▸ **RECORD EXCERPTS**:
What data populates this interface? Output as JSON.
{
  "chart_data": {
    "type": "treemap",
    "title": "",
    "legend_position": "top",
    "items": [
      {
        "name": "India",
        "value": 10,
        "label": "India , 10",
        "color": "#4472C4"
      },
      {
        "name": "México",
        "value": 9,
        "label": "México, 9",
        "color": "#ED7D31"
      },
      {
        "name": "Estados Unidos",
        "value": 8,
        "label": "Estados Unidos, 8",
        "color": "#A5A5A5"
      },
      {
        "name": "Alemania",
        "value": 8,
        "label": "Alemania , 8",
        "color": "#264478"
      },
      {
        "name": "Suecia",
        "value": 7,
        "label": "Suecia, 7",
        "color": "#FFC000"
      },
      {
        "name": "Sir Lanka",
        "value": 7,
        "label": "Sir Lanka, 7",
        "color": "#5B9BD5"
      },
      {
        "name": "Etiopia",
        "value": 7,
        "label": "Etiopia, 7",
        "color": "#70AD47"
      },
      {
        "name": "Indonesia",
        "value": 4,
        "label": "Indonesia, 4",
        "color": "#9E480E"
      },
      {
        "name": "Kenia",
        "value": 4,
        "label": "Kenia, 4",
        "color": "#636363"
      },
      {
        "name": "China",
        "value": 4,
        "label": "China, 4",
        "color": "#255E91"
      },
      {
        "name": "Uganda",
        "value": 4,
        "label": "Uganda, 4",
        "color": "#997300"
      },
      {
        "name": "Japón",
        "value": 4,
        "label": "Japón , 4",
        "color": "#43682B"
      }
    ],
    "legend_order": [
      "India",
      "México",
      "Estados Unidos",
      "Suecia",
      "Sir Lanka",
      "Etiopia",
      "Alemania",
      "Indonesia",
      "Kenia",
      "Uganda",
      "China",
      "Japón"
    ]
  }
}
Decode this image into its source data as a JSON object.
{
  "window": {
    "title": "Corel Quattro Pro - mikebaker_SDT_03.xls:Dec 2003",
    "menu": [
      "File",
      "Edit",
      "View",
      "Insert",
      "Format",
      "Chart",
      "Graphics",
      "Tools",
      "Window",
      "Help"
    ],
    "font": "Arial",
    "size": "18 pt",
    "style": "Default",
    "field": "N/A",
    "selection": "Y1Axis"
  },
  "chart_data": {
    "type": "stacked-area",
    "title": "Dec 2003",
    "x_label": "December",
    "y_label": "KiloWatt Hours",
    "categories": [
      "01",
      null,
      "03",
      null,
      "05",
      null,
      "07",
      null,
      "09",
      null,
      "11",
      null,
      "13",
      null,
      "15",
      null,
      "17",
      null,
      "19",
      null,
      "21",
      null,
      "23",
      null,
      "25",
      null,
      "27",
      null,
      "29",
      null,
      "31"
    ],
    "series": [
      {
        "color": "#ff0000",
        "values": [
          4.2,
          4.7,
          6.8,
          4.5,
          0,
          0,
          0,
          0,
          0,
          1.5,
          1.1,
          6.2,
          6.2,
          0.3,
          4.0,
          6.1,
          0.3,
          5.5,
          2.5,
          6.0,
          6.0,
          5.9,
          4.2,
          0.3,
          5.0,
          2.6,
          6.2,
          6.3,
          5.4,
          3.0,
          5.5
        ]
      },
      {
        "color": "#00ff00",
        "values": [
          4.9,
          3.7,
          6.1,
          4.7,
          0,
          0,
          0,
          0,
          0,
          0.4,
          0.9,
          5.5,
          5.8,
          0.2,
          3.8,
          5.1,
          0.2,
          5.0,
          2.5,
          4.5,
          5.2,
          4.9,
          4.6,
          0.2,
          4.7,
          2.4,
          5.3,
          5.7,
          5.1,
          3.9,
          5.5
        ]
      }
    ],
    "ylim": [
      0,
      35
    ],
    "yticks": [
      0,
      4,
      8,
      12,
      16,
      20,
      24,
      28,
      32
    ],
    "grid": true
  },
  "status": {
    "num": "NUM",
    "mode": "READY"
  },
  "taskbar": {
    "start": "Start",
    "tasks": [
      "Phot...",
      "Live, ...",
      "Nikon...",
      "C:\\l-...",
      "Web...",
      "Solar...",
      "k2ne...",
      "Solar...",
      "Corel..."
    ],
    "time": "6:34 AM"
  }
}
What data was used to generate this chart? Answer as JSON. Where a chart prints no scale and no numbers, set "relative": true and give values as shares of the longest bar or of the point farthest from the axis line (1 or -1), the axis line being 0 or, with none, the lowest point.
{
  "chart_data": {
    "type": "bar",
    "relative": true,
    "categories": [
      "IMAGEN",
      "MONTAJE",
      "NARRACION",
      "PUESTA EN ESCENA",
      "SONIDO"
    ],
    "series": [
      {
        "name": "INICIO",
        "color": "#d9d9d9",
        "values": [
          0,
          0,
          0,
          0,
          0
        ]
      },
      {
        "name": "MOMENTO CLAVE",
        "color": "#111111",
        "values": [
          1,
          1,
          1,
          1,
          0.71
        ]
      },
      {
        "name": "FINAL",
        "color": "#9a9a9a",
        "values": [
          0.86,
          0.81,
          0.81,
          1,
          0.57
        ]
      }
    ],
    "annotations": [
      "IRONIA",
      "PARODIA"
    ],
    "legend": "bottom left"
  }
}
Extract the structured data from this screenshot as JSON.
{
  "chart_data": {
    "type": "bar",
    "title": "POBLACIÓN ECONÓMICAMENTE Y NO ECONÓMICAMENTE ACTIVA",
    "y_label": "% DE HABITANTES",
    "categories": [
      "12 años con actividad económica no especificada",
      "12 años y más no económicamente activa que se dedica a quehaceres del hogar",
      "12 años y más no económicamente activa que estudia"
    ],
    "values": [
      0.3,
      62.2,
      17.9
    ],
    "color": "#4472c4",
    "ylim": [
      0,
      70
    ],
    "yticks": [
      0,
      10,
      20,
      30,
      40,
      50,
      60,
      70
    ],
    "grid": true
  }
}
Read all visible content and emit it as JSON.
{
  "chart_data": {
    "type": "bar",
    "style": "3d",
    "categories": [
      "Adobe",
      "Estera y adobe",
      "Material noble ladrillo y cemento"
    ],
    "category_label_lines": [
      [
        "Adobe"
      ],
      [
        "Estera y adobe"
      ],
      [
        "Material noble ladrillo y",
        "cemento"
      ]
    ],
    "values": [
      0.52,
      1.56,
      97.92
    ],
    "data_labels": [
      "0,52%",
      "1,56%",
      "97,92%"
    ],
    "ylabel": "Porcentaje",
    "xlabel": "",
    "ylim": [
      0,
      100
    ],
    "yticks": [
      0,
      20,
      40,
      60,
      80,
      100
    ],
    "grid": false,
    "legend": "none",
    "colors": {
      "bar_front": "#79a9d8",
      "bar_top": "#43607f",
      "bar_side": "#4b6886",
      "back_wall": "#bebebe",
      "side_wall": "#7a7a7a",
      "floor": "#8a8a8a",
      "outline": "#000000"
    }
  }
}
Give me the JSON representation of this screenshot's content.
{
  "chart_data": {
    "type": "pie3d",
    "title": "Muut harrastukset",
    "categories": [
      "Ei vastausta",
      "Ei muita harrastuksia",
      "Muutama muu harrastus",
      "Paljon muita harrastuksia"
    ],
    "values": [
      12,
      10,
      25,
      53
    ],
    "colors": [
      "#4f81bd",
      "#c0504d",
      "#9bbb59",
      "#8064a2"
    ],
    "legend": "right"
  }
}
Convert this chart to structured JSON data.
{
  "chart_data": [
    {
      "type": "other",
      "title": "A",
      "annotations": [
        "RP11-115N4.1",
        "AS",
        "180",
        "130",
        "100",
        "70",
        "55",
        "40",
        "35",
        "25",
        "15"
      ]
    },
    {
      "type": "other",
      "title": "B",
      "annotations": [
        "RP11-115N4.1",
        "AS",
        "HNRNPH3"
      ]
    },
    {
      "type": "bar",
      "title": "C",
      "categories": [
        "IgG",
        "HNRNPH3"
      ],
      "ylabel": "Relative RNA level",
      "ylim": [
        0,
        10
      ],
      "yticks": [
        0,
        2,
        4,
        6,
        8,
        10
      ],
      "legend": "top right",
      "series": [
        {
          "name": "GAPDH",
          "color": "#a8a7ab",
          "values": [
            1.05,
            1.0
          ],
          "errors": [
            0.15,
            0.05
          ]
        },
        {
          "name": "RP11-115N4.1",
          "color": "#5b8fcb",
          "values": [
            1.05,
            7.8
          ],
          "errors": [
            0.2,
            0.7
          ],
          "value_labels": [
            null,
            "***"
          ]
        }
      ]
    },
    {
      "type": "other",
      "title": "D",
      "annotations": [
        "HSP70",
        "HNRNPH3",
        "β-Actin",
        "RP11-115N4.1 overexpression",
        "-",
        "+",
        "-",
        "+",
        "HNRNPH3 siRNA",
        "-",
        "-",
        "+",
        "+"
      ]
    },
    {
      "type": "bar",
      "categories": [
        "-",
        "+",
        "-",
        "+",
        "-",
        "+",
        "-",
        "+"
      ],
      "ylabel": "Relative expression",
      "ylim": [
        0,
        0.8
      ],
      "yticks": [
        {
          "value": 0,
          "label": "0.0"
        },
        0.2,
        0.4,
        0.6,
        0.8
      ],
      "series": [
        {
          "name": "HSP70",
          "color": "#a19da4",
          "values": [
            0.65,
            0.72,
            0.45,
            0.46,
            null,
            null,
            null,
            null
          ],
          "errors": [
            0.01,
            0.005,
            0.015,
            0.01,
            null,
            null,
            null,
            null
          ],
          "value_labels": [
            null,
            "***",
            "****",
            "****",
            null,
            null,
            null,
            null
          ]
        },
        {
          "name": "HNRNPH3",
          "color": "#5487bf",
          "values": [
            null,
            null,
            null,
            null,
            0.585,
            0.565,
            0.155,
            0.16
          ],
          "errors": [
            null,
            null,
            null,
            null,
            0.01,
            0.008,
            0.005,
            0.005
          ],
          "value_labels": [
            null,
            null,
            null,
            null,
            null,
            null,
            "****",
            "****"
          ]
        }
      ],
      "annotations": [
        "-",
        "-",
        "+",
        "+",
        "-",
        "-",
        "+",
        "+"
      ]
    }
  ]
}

▸ **WHAT NEEDS TO BE DONE**: Using the records above, copy every line that has the word "none" in it.

▸ **SOLUTION TO THIS PROBLEM**:
What data was used to generate this chart? Answer as JSON. Where a chart prints no scale and no numbers, set "relative": true and give values as shares of the longest bar or of the point farthest from the axis line (1 or -1), the axis line being 0 or, with none, the lowest point.
    "legend": "none",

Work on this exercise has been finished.